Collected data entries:
════════
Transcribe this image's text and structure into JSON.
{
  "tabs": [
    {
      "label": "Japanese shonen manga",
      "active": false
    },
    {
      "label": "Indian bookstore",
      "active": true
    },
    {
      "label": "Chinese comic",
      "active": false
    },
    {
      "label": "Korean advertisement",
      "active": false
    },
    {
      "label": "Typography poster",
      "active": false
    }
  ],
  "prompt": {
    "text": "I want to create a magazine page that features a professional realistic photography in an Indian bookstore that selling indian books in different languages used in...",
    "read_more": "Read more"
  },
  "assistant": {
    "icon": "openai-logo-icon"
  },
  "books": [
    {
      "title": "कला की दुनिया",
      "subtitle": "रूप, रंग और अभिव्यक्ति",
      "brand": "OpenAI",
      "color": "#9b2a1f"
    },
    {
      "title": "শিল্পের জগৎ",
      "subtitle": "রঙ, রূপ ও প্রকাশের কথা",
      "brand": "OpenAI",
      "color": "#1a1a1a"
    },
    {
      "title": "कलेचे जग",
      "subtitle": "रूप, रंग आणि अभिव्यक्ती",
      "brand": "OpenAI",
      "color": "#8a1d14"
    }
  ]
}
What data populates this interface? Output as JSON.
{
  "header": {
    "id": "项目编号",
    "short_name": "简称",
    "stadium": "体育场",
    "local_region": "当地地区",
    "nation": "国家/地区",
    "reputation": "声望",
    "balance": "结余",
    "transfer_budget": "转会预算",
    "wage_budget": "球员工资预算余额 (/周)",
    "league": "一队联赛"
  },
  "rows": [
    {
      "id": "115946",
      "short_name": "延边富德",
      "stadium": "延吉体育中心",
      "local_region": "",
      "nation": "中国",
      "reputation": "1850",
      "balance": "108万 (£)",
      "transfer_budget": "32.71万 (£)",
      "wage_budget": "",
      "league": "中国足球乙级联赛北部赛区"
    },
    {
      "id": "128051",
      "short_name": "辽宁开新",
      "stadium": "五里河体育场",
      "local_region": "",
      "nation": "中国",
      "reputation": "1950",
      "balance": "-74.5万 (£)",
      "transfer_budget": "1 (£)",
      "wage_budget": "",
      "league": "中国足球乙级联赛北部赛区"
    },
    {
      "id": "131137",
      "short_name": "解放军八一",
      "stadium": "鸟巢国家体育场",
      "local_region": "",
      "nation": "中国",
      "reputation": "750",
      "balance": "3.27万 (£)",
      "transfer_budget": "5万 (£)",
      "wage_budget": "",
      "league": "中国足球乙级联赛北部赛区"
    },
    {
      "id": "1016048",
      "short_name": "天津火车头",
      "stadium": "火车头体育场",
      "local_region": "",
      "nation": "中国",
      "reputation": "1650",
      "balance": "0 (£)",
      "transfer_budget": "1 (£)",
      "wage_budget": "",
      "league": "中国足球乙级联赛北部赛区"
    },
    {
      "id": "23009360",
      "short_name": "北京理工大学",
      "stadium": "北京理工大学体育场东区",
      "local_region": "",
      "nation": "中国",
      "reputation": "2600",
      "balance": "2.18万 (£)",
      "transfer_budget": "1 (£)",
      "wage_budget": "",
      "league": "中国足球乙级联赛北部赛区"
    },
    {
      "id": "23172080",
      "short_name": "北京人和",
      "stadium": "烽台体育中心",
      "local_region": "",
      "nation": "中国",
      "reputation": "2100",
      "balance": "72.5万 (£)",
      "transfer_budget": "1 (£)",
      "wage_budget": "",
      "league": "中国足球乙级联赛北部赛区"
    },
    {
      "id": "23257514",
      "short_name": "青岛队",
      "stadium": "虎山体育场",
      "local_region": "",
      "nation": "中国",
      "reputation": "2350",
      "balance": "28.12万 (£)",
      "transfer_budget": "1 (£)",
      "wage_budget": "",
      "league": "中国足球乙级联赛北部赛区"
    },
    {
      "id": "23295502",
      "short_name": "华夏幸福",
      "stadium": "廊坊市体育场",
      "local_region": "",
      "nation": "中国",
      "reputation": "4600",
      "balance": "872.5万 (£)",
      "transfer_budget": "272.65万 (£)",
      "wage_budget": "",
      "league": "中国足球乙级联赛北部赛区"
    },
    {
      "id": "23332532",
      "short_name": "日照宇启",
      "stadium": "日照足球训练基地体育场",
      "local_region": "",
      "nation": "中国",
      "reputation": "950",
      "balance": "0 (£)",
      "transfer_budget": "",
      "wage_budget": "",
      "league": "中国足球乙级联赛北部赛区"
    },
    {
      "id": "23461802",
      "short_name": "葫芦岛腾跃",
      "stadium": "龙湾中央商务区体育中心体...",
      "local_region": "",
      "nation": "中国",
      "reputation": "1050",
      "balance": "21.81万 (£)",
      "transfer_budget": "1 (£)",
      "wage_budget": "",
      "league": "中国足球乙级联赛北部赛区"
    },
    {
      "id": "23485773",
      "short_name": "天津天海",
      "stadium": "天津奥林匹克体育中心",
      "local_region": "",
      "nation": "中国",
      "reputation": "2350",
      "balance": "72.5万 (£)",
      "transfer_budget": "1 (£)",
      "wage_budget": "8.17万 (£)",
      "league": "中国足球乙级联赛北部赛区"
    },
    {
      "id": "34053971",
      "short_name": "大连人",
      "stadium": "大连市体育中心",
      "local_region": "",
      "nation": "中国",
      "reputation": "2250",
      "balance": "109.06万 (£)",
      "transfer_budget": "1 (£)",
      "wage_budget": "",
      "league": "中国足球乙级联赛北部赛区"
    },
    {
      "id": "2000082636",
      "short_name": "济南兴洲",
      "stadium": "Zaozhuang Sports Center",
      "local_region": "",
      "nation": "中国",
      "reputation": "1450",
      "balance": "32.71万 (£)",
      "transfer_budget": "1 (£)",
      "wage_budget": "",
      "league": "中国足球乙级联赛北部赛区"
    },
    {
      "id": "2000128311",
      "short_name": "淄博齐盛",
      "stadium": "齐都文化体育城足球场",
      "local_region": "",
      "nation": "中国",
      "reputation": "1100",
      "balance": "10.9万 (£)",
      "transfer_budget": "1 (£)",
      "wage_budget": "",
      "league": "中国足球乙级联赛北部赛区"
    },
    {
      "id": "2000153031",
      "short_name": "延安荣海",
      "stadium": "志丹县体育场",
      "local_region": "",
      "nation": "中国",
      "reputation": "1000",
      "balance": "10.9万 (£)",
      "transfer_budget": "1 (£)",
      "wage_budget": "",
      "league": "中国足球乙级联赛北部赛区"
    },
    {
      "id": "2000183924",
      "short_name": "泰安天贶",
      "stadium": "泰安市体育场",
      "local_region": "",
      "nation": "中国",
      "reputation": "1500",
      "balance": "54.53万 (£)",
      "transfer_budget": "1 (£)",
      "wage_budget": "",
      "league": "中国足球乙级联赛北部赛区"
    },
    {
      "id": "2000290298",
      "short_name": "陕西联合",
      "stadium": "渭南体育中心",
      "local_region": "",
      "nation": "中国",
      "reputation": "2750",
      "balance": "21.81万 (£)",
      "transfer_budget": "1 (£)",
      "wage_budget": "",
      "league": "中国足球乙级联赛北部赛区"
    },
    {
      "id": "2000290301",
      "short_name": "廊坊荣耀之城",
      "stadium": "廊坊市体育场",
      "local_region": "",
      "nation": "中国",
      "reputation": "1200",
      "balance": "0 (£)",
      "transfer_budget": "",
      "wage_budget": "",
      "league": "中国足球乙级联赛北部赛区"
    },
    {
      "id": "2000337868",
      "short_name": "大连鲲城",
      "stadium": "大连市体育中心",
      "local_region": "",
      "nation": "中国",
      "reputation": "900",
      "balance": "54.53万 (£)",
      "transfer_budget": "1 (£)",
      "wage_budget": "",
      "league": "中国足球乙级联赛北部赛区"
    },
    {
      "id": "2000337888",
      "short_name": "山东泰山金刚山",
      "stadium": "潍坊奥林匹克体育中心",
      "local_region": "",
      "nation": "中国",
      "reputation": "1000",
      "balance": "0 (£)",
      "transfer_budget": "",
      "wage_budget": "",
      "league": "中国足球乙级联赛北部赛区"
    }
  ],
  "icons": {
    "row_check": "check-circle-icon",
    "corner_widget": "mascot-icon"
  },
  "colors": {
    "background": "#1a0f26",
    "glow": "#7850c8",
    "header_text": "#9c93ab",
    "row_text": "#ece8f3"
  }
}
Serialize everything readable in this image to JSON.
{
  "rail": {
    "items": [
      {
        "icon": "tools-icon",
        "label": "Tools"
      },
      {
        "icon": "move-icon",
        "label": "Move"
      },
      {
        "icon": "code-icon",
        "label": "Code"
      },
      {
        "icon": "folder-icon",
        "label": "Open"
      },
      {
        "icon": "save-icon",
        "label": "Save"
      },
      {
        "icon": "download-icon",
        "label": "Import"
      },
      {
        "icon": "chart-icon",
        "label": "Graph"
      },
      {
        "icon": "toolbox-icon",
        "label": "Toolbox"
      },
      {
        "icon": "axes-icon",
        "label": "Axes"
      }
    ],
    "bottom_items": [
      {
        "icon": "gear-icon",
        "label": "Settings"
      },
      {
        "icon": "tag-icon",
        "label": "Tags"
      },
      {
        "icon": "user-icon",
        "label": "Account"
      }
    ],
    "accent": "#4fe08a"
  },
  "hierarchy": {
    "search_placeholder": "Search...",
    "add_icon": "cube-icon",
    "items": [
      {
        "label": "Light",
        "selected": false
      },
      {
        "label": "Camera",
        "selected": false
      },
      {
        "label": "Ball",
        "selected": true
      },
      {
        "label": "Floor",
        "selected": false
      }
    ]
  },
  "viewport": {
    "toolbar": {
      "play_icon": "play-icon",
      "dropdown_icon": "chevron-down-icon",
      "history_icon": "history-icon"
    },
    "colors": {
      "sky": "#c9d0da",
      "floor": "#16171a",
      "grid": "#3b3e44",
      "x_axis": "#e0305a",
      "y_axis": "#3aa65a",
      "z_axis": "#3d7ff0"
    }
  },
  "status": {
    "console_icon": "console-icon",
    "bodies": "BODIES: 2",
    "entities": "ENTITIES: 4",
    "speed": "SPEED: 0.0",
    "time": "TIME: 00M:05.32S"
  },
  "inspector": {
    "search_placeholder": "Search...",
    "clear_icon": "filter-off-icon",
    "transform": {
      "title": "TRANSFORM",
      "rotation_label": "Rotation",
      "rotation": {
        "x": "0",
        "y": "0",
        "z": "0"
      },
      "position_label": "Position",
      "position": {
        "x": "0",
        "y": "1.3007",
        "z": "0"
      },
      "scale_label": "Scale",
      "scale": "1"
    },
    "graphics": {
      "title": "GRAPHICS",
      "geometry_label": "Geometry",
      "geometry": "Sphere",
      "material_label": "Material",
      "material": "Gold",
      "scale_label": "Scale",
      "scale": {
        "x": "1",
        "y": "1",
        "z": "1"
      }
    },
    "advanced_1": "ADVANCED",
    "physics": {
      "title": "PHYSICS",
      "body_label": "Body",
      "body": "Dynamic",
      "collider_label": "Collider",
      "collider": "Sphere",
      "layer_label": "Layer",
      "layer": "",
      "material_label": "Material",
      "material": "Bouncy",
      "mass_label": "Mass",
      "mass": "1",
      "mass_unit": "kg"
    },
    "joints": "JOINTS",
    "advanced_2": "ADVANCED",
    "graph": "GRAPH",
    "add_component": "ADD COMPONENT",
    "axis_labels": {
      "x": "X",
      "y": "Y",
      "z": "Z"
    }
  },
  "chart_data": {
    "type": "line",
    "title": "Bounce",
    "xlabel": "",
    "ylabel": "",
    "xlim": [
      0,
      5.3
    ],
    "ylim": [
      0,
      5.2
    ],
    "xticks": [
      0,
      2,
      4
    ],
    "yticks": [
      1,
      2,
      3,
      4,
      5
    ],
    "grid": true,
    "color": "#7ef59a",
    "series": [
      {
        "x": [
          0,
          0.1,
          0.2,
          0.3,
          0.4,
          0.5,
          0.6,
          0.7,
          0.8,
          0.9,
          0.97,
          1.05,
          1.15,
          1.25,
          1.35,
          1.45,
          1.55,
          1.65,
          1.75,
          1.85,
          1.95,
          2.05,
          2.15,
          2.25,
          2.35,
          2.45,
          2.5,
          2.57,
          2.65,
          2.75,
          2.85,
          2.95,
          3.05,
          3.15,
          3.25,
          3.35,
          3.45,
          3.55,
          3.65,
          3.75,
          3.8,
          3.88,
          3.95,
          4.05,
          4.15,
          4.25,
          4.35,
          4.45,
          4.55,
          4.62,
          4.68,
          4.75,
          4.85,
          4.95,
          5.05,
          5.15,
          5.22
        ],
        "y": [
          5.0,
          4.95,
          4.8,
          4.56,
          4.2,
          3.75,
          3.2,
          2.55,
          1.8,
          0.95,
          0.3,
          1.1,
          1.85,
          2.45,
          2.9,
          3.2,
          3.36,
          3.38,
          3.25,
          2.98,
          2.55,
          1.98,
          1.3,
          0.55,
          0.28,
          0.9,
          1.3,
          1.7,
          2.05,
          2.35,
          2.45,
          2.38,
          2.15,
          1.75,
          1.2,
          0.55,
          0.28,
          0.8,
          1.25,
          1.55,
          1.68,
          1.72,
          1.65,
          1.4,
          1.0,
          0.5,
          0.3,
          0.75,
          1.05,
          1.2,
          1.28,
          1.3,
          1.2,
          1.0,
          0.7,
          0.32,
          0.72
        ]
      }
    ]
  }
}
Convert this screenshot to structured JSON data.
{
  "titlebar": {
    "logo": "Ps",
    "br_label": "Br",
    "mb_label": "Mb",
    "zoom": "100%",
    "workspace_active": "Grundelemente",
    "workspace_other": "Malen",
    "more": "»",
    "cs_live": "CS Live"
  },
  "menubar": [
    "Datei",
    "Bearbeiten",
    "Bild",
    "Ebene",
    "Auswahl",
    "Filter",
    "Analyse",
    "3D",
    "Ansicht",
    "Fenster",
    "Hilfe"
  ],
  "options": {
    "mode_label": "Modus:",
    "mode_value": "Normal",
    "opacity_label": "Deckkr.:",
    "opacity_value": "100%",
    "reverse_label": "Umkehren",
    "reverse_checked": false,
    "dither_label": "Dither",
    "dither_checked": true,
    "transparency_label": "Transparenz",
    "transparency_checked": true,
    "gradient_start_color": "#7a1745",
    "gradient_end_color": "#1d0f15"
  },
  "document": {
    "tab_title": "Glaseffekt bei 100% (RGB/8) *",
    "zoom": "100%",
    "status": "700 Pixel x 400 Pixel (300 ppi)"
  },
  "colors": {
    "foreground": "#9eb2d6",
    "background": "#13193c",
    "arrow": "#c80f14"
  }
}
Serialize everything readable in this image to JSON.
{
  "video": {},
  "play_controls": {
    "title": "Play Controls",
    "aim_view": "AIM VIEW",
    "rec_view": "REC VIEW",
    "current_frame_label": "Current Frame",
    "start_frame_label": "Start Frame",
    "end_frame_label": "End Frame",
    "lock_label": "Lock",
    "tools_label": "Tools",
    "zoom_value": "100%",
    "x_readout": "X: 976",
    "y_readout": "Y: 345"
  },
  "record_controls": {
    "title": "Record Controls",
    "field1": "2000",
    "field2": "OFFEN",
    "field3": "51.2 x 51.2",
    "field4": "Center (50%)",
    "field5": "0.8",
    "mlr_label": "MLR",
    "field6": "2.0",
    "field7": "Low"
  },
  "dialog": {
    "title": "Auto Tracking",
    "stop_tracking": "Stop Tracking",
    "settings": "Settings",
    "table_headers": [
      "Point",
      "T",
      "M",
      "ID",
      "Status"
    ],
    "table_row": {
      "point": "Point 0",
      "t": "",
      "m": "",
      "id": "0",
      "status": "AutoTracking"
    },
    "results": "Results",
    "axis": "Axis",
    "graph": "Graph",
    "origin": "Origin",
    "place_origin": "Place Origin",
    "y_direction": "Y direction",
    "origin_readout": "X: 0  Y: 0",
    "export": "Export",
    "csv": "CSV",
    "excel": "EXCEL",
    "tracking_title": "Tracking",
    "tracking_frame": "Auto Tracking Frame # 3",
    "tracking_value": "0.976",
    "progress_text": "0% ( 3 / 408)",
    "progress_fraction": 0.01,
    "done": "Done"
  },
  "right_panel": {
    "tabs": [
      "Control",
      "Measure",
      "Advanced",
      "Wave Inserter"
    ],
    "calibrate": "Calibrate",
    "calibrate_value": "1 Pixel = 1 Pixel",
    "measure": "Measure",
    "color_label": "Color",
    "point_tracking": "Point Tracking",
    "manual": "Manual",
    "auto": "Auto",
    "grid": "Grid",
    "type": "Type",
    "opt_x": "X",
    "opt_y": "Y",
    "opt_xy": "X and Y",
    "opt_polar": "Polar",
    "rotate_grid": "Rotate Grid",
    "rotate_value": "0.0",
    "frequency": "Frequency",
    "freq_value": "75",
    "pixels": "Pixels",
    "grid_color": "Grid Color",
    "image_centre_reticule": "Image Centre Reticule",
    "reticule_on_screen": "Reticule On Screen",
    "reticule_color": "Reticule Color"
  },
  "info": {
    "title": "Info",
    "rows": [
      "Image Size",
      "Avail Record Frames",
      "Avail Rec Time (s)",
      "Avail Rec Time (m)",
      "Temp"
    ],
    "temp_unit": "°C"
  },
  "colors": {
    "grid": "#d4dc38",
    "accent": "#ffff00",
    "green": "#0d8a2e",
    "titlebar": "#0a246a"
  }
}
════════
▶ **Directions**
List each line of the entries that holds the string "bookstore".

▶ **Written response**
      "label": "Indian bookstore",
    "text": "I want to create a magazine page that features a professional realistic photography in an Indian bookstore that selling indian books in different languages used in...",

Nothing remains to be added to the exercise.